YOUR OBJECTIVE: Select, from the material below, each line with "date" in it.

━━━━━ SUPPLIED INFORMATION ━━━━━

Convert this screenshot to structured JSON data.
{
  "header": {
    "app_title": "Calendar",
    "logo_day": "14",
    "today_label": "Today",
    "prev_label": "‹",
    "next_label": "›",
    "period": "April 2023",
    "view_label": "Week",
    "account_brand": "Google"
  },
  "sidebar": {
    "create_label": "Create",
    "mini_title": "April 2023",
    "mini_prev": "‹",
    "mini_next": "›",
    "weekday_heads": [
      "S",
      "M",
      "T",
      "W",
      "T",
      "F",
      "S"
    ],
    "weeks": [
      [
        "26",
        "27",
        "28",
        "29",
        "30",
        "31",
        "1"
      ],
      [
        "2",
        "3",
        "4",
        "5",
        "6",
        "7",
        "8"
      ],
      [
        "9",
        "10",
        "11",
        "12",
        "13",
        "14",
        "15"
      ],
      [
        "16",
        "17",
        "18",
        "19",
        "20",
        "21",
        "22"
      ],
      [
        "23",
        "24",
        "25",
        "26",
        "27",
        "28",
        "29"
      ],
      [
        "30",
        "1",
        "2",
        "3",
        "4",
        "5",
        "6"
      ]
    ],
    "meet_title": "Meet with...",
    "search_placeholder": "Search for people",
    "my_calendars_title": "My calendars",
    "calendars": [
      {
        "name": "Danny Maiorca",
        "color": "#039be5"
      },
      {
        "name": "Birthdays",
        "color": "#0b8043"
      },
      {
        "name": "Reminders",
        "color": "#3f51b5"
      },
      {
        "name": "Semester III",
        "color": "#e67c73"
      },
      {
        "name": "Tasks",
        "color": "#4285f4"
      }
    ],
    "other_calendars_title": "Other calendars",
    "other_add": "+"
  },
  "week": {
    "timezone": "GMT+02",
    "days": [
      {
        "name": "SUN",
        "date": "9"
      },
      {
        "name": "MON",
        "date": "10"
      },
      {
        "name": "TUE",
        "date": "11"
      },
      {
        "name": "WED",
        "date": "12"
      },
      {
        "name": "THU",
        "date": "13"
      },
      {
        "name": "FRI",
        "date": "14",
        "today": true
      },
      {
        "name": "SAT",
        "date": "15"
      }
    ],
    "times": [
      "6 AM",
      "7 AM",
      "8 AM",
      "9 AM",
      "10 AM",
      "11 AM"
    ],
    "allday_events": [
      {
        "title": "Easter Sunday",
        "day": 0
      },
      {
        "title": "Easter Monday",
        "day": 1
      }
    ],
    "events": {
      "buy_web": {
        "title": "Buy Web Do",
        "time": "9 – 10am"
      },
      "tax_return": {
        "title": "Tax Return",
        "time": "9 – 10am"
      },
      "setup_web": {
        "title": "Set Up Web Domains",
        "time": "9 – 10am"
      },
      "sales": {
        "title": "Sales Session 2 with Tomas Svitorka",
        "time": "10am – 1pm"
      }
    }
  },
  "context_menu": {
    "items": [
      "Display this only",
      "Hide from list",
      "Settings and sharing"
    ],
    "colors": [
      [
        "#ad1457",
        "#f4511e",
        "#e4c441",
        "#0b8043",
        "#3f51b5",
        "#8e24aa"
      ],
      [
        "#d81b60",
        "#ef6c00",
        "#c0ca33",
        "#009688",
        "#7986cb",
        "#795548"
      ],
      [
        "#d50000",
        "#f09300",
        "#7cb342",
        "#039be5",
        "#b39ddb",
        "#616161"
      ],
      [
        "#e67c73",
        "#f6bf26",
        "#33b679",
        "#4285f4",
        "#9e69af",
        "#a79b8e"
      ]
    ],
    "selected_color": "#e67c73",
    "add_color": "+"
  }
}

━━━━━

SOLUTION TO THE EXERCISE:
        "date": "9"
        "date": "10"
        "date": "11"
        "date": "12"
        "date": "13"
        "date": "14",
        "date": "15"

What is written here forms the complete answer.